Directions for this task — Reproduce the data below in full and exclude every picture.

Data entries:
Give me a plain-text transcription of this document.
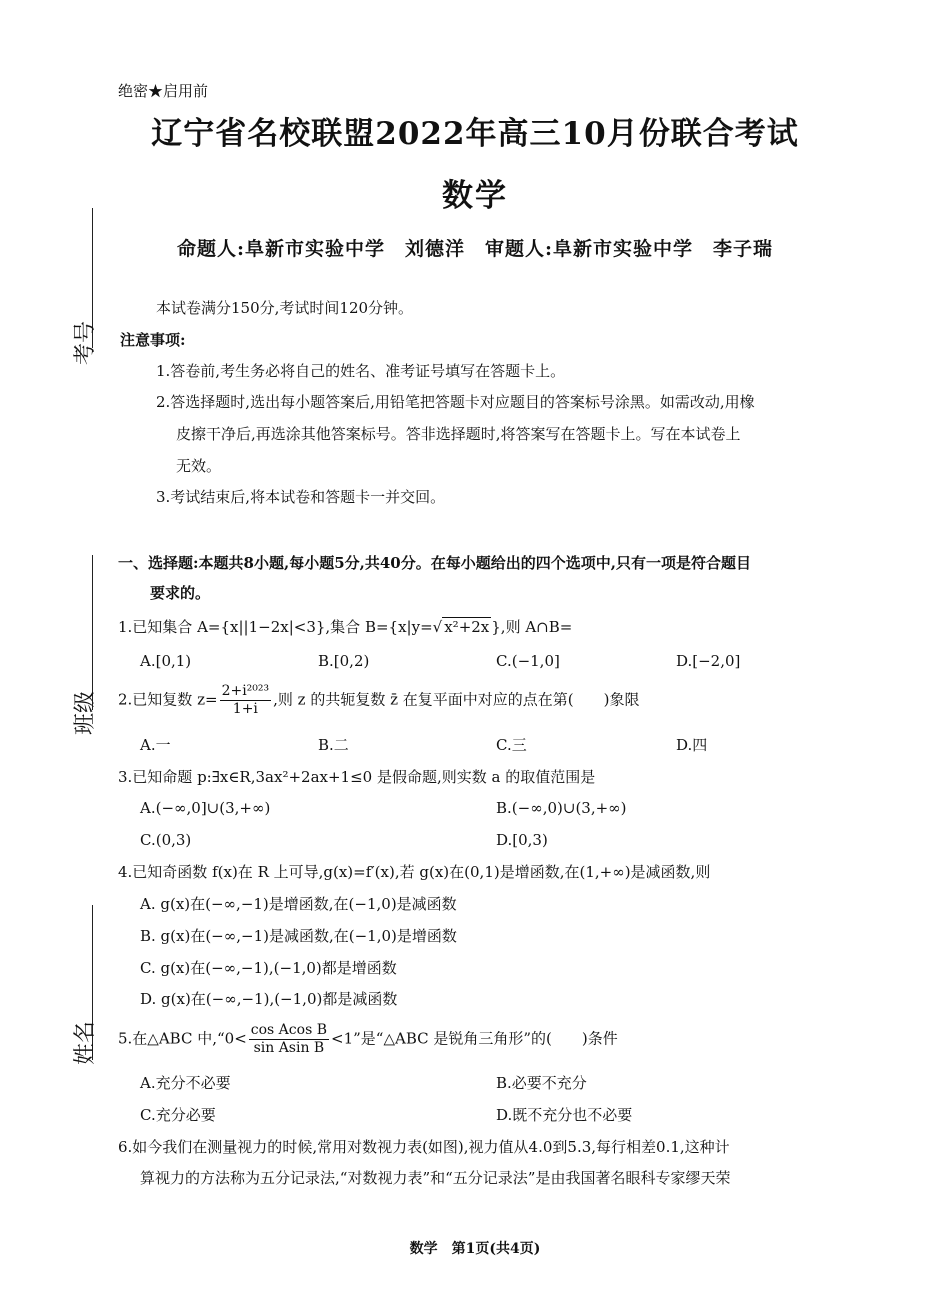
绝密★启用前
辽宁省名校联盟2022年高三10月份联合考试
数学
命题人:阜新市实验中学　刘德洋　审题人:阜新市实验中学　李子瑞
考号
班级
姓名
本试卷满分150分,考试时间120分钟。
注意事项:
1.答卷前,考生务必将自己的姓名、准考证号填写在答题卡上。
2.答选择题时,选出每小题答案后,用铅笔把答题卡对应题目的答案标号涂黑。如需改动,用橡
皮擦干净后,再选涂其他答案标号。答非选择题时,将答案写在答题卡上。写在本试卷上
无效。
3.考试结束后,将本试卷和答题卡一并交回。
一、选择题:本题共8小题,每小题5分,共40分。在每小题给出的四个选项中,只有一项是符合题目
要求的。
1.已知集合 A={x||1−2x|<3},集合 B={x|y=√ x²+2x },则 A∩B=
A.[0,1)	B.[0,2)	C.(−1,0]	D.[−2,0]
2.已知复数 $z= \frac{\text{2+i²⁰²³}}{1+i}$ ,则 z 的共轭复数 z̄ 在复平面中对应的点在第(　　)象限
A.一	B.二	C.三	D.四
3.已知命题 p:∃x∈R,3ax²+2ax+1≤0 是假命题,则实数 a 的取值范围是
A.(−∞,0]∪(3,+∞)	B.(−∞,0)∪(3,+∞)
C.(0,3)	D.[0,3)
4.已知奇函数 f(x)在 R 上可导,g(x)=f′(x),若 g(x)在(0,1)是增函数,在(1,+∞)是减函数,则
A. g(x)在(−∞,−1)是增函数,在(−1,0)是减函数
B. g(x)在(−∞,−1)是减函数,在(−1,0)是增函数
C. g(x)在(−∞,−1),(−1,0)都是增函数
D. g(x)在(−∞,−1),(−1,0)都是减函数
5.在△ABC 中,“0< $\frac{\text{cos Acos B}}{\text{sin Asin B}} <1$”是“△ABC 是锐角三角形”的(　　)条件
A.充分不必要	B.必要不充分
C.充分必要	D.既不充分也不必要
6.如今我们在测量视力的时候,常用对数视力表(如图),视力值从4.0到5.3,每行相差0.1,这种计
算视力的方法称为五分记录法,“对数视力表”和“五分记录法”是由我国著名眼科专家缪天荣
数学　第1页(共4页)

Response to this task —
Give me a plain-text transcription of this document.
绝密★启用前
辽宁省名校联盟2022年高三10月份联合考试
数学
命题人:阜新市实验中学　刘德洋　审题人:阜新市实验中学　李子瑞
考号
班级
姓名
本试卷满分150分,考试时间120分钟。
注意事项:
1.答卷前,考生务必将自己的姓名、准考证号填写在答题卡上。
2.答选择题时,选出每小题答案后,用铅笔把答题卡对应题目的答案标号涂黑。如需改动,用橡
皮擦干净后,再选涂其他答案标号。答非选择题时,将答案写在答题卡上。写在本试卷上
无效。
3.考试结束后,将本试卷和答题卡一并交回。
一、选择题:本题共8小题,每小题5分,共40分。在每小题给出的四个选项中,只有一项是符合题目
要求的。
1.已知集合 A={x||1−2x|<3},集合 B={x|y=√ x²+2x },则 A∩B=
A.[0,1)	B.[0,2)	C.(−1,0]	D.[−2,0]
2.已知复数 $z= \frac{\text{2+i²⁰²³}}{1+i}$ ,则 z 的共轭复数 z̄ 在复平面中对应的点在第(　　)象限
A.一	B.二	C.三	D.四
3.已知命题 p:∃x∈R,3ax²+2ax+1≤0 是假命题,则实数 a 的取值范围是
A.(−∞,0]∪(3,+∞)	B.(−∞,0)∪(3,+∞)
C.(0,3)	D.[0,3)
4.已知奇函数 f(x)在 R 上可导,g(x)=f′(x),若 g(x)在(0,1)是增函数,在(1,+∞)是减函数,则
A. g(x)在(−∞,−1)是增函数,在(−1,0)是减函数
B. g(x)在(−∞,−1)是减函数,在(−1,0)是增函数
C. g(x)在(−∞,−1),(−1,0)都是增函数
D. g(x)在(−∞,−1),(−1,0)都是减函数
5.在△ABC 中,“0< $\frac{\text{cos Acos B}}{\text{sin Asin B}} <1$”是“△ABC 是锐角三角形”的(　　)条件
A.充分不必要	B.必要不充分
C.充分必要	D.既不充分也不必要
6.如今我们在测量视力的时候,常用对数视力表(如图),视力值从4.0到5.3,每行相差0.1,这种计
算视力的方法称为五分记录法,“对数视力表”和“五分记录法”是由我国著名眼科专家缪天荣
数学　第1页(共4页)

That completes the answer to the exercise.